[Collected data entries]
======
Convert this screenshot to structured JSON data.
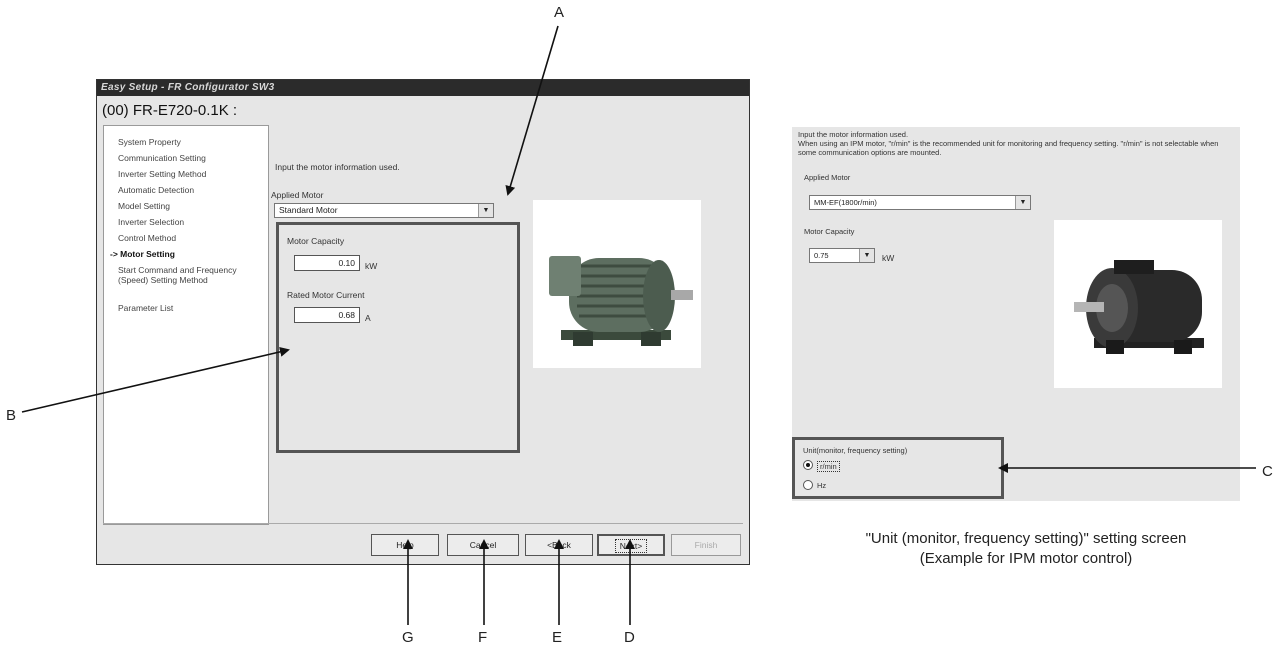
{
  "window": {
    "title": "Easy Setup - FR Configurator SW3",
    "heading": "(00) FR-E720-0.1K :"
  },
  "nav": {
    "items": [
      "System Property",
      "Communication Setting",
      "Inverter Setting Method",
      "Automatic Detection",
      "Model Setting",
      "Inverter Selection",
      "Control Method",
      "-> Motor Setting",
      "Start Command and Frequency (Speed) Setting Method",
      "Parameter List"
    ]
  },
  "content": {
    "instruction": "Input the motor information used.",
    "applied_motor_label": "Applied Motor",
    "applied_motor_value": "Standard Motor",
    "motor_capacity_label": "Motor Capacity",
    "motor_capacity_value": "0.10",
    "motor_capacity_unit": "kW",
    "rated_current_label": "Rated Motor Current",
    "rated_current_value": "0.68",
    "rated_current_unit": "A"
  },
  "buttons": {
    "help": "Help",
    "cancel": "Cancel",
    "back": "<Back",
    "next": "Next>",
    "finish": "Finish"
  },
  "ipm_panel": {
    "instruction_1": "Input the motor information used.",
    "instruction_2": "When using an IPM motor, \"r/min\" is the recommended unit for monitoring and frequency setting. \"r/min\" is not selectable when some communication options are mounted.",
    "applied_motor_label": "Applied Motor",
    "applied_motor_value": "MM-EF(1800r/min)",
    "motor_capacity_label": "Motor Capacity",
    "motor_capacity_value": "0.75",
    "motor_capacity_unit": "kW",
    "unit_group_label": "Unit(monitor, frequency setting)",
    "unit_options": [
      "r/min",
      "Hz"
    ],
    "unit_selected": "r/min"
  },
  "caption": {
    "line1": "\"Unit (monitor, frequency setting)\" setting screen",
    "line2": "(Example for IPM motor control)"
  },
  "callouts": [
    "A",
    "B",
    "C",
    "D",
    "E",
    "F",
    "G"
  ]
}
======
== GIVEN INSTRUCTION ==
Give all the entries again exactly, dropping each picture.

== ANSWER TO THE PROBLEM ==
Convert this screenshot to structured JSON data.
{
  "window": {
    "title": "Easy Setup - FR Configurator SW3",
    "heading": "(00) FR-E720-0.1K :"
  },
  "nav": {
    "items": [
      "System Property",
      "Communication Setting",
      "Inverter Setting Method",
      "Automatic Detection",
      "Model Setting",
      "Inverter Selection",
      "Control Method",
      "-> Motor Setting",
      "Start Command and Frequency (Speed) Setting Method",
      "Parameter List"
    ]
  },
  "content": {
    "instruction": "Input the motor information used.",
    "applied_motor_label": "Applied Motor",
    "applied_motor_value": "Standard Motor",
    "motor_capacity_label": "Motor Capacity",
    "motor_capacity_value": "0.10",
    "motor_capacity_unit": "kW",
    "rated_current_label": "Rated Motor Current",
    "rated_current_value": "0.68",
    "rated_current_unit": "A"
  },
  "buttons": {
    "help": "Help",
    "cancel": "Cancel",
    "back": "<Back",
    "next": "Next>",
    "finish": "Finish"
  },
  "ipm_panel": {
    "instruction_1": "Input the motor information used.",
    "instruction_2": "When using an IPM motor, \"r/min\" is the recommended unit for monitoring and frequency setting. \"r/min\" is not selectable when some communication options are mounted.",
    "applied_motor_label": "Applied Motor",
    "applied_motor_value": "MM-EF(1800r/min)",
    "motor_capacity_label": "Motor Capacity",
    "motor_capacity_value": "0.75",
    "motor_capacity_unit": "kW",
    "unit_group_label": "Unit(monitor, frequency setting)",
    "unit_options": [
      "r/min",
      "Hz"
    ],
    "unit_selected": "r/min"
  },
  "caption": {
    "line1": "\"Unit (monitor, frequency setting)\" setting screen",
    "line2": "(Example for IPM motor control)"
  },
  "callouts": [
    "A",
    "B",
    "C",
    "D",
    "E",
    "F",
    "G"
  ]
}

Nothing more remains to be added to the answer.